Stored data
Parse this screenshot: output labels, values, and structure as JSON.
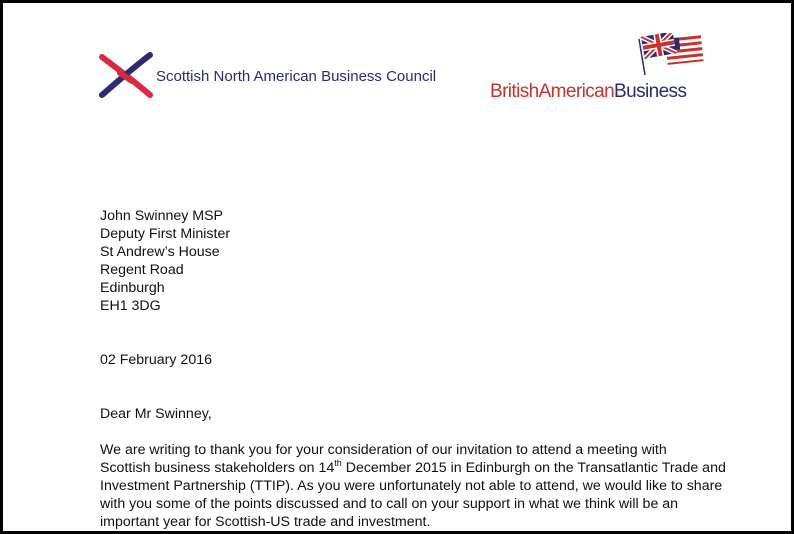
{
  "header": {
    "left_logo": {
      "icon": "x-cross-logo-icon",
      "name": "Scottish North American Business Council",
      "colors": {
        "red": "#d9283f",
        "navy": "#2b2a73"
      }
    },
    "right_logo": {
      "icon": "union-jack-us-flag-icon",
      "word_british": "British",
      "word_american": "American",
      "word_business": "Business",
      "colors": {
        "red": "#c9312f",
        "navy": "#2b2a73"
      }
    }
  },
  "recipient": {
    "lines": [
      "John Swinney MSP",
      "Deputy First Minister",
      "St Andrew’s House",
      "Regent Road",
      "Edinburgh",
      "EH1 3DG"
    ]
  },
  "date": "02 February 2016",
  "salutation": "Dear Mr Swinney,",
  "body": {
    "line1": "We are writing to thank you for your consideration of our invitation to attend a meeting with",
    "line2_before": "Scottish business stakeholders on 14",
    "line2_sup": "th",
    "line2_after": " December 2015 in Edinburgh on the Transatlantic Trade and",
    "line3": "Investment Partnership (TTIP). As you were unfortunately not able to attend, we would like to share",
    "line4": "with you some of the points discussed and to call on your support in what we think will be an",
    "line5": "important year for Scottish-US trade and investment."
  }
}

__Do this__
Without the pictures, return the entries exactly as they appear.

__Full solution__
Parse this screenshot: output labels, values, and structure as JSON.
{
  "header": {
    "left_logo": {
      "icon": "x-cross-logo-icon",
      "name": "Scottish North American Business Council",
      "colors": {
        "red": "#d9283f",
        "navy": "#2b2a73"
      }
    },
    "right_logo": {
      "icon": "union-jack-us-flag-icon",
      "word_british": "British",
      "word_american": "American",
      "word_business": "Business",
      "colors": {
        "red": "#c9312f",
        "navy": "#2b2a73"
      }
    }
  },
  "recipient": {
    "lines": [
      "John Swinney MSP",
      "Deputy First Minister",
      "St Andrew’s House",
      "Regent Road",
      "Edinburgh",
      "EH1 3DG"
    ]
  },
  "date": "02 February 2016",
  "salutation": "Dear Mr Swinney,",
  "body": {
    "line1": "We are writing to thank you for your consideration of our invitation to attend a meeting with",
    "line2_before": "Scottish business stakeholders on 14",
    "line2_sup": "th",
    "line2_after": " December 2015 in Edinburgh on the Transatlantic Trade and",
    "line3": "Investment Partnership (TTIP). As you were unfortunately not able to attend, we would like to share",
    "line4": "with you some of the points discussed and to call on your support in what we think will be an",
    "line5": "important year for Scottish-US trade and investment."
  }
}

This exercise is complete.